> _GIVEN RECORDS_:
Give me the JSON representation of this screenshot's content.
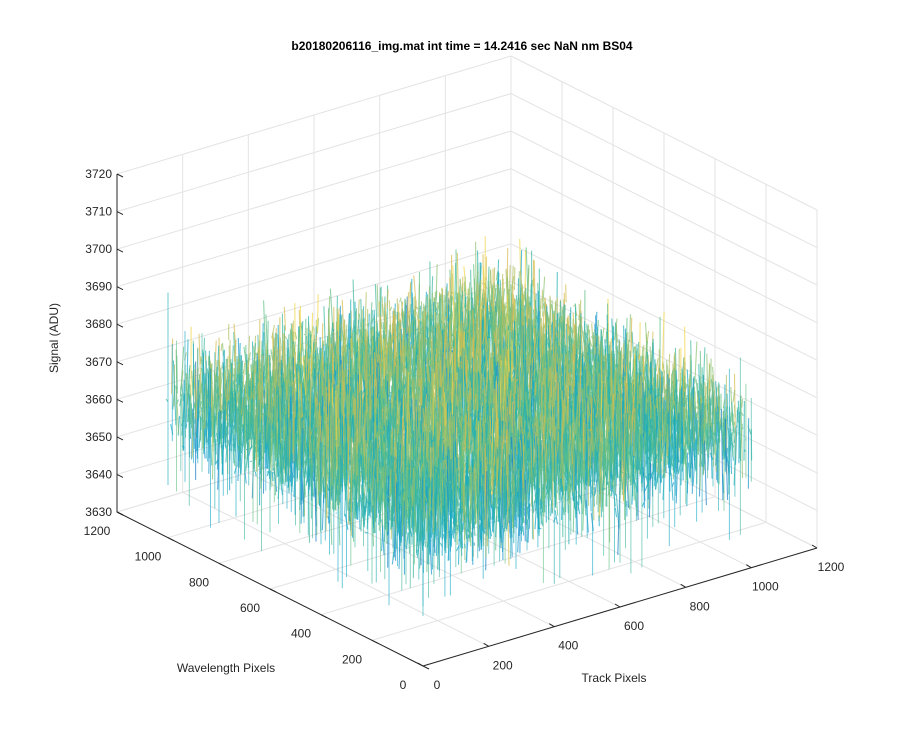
{
  "chart_data": {
    "type": "surface",
    "title": "b20180206116_img.mat int time = 14.2416 sec  NaN nm BS04",
    "xlabel": "Track Pixels",
    "ylabel": "Wavelength Pixels",
    "zlabel": "Signal (ADU)",
    "xlim": [
      0,
      1200
    ],
    "ylim": [
      0,
      1200
    ],
    "zlim": [
      3630,
      3720
    ],
    "x_ticks": [
      "0",
      "200",
      "400",
      "600",
      "800",
      "1000",
      "1200"
    ],
    "y_ticks": [
      "0",
      "200",
      "400",
      "600",
      "800",
      "1000",
      "1200"
    ],
    "z_ticks": [
      "3630",
      "3640",
      "3650",
      "3660",
      "3670",
      "3680",
      "3690",
      "3700",
      "3710",
      "3720"
    ],
    "surface": {
      "x_extent": [
        0,
        1000
      ],
      "y_extent": [
        0,
        1000
      ],
      "z_mean": 3667,
      "z_range_approx": [
        3635,
        3712
      ]
    },
    "colormap": "parula",
    "grid": true
  }
}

> _WORK TO BE COMPLETED_: Print every record above exactly as written, leaving out the pictures.

> _REPLY TO THE EXERCISE_:
Give me the JSON representation of this screenshot's content.
{
  "chart_data": {
    "type": "surface",
    "title": "b20180206116_img.mat int time = 14.2416 sec  NaN nm BS04",
    "xlabel": "Track Pixels",
    "ylabel": "Wavelength Pixels",
    "zlabel": "Signal (ADU)",
    "xlim": [
      0,
      1200
    ],
    "ylim": [
      0,
      1200
    ],
    "zlim": [
      3630,
      3720
    ],
    "x_ticks": [
      "0",
      "200",
      "400",
      "600",
      "800",
      "1000",
      "1200"
    ],
    "y_ticks": [
      "0",
      "200",
      "400",
      "600",
      "800",
      "1000",
      "1200"
    ],
    "z_ticks": [
      "3630",
      "3640",
      "3650",
      "3660",
      "3670",
      "3680",
      "3690",
      "3700",
      "3710",
      "3720"
    ],
    "surface": {
      "x_extent": [
        0,
        1000
      ],
      "y_extent": [
        0,
        1000
      ],
      "z_mean": 3667,
      "z_range_approx": [
        3635,
        3712
      ]
    },
    "colormap": "parula",
    "grid": true
  }
}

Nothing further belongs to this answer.